%%

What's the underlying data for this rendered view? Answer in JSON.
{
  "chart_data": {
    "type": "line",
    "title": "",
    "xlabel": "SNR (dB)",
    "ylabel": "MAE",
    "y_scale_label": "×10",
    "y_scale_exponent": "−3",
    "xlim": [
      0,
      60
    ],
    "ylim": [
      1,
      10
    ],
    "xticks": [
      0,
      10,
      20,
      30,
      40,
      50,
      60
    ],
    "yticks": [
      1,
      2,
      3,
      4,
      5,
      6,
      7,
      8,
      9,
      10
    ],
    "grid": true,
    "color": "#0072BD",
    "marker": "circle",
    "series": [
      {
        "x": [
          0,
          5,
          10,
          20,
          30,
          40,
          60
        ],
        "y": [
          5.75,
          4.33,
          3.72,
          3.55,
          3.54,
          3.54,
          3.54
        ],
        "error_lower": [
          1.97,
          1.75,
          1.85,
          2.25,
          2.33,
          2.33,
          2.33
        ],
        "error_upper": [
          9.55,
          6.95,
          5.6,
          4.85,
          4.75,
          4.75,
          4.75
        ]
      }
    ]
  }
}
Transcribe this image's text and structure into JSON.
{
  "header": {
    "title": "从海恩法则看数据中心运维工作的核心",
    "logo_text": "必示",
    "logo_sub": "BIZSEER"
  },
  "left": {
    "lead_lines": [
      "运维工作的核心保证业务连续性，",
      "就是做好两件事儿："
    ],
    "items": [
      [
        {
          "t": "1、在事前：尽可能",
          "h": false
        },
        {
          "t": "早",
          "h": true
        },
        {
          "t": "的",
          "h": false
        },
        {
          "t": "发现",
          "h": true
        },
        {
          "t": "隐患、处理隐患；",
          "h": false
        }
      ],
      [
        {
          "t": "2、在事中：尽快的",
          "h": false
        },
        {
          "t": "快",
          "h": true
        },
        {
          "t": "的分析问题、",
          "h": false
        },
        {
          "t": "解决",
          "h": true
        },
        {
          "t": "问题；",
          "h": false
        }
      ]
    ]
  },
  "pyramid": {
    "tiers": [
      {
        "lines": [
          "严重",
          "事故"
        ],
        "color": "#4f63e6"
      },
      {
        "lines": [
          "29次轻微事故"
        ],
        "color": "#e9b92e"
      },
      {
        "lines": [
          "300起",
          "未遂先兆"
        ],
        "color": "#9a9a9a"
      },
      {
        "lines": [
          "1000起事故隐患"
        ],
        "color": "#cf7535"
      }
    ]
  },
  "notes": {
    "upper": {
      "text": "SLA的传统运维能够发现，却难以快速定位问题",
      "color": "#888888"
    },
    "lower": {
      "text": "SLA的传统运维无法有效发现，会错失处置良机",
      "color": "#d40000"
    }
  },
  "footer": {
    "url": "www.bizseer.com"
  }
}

%%

▸ Required work
Copy out every line of the data above, exactly as given.

▸ Task result
What's the underlying data for this rendered view? Answer in JSON.
{
  "chart_data": {
    "type": "line",
    "title": "",
    "xlabel": "SNR (dB)",
    "ylabel": "MAE",
    "y_scale_label": "×10",
    "y_scale_exponent": "−3",
    "xlim": [
      0,
      60
    ],
    "ylim": [
      1,
      10
    ],
    "xticks": [
      0,
      10,
      20,
      30,
      40,
      50,
      60
    ],
    "yticks": [
      1,
      2,
      3,
      4,
      5,
      6,
      7,
      8,
      9,
      10
    ],
    "grid": true,
    "color": "#0072BD",
    "marker": "circle",
    "series": [
      {
        "x": [
          0,
          5,
          10,
          20,
          30,
          40,
          60
        ],
        "y": [
          5.75,
          4.33,
          3.72,
          3.55,
          3.54,
          3.54,
          3.54
        ],
        "error_lower": [
          1.97,
          1.75,
          1.85,
          2.25,
          2.33,
          2.33,
          2.33
        ],
        "error_upper": [
          9.55,
          6.95,
          5.6,
          4.85,
          4.75,
          4.75,
          4.75
        ]
      }
    ]
  }
}
Transcribe this image's text and structure into JSON.
{
  "header": {
    "title": "从海恩法则看数据中心运维工作的核心",
    "logo_text": "必示",
    "logo_sub": "BIZSEER"
  },
  "left": {
    "lead_lines": [
      "运维工作的核心保证业务连续性，",
      "就是做好两件事儿："
    ],
    "items": [
      [
        {
          "t": "1、在事前：尽可能",
          "h": false
        },
        {
          "t": "早",
          "h": true
        },
        {
          "t": "的",
          "h": false
        },
        {
          "t": "发现",
          "h": true
        },
        {
          "t": "隐患、处理隐患；",
          "h": false
        }
      ],
      [
        {
          "t": "2、在事中：尽快的",
          "h": false
        },
        {
          "t": "快",
          "h": true
        },
        {
          "t": "的分析问题、",
          "h": false
        },
        {
          "t": "解决",
          "h": true
        },
        {
          "t": "问题；",
          "h": false
        }
      ]
    ]
  },
  "pyramid": {
    "tiers": [
      {
        "lines": [
          "严重",
          "事故"
        ],
        "color": "#4f63e6"
      },
      {
        "lines": [
          "29次轻微事故"
        ],
        "color": "#e9b92e"
      },
      {
        "lines": [
          "300起",
          "未遂先兆"
        ],
        "color": "#9a9a9a"
      },
      {
        "lines": [
          "1000起事故隐患"
        ],
        "color": "#cf7535"
      }
    ]
  },
  "notes": {
    "upper": {
      "text": "SLA的传统运维能够发现，却难以快速定位问题",
      "color": "#888888"
    },
    "lower": {
      "text": "SLA的传统运维无法有效发现，会错失处置良机",
      "color": "#d40000"
    }
  },
  "footer": {
    "url": "www.bizseer.com"
  }
}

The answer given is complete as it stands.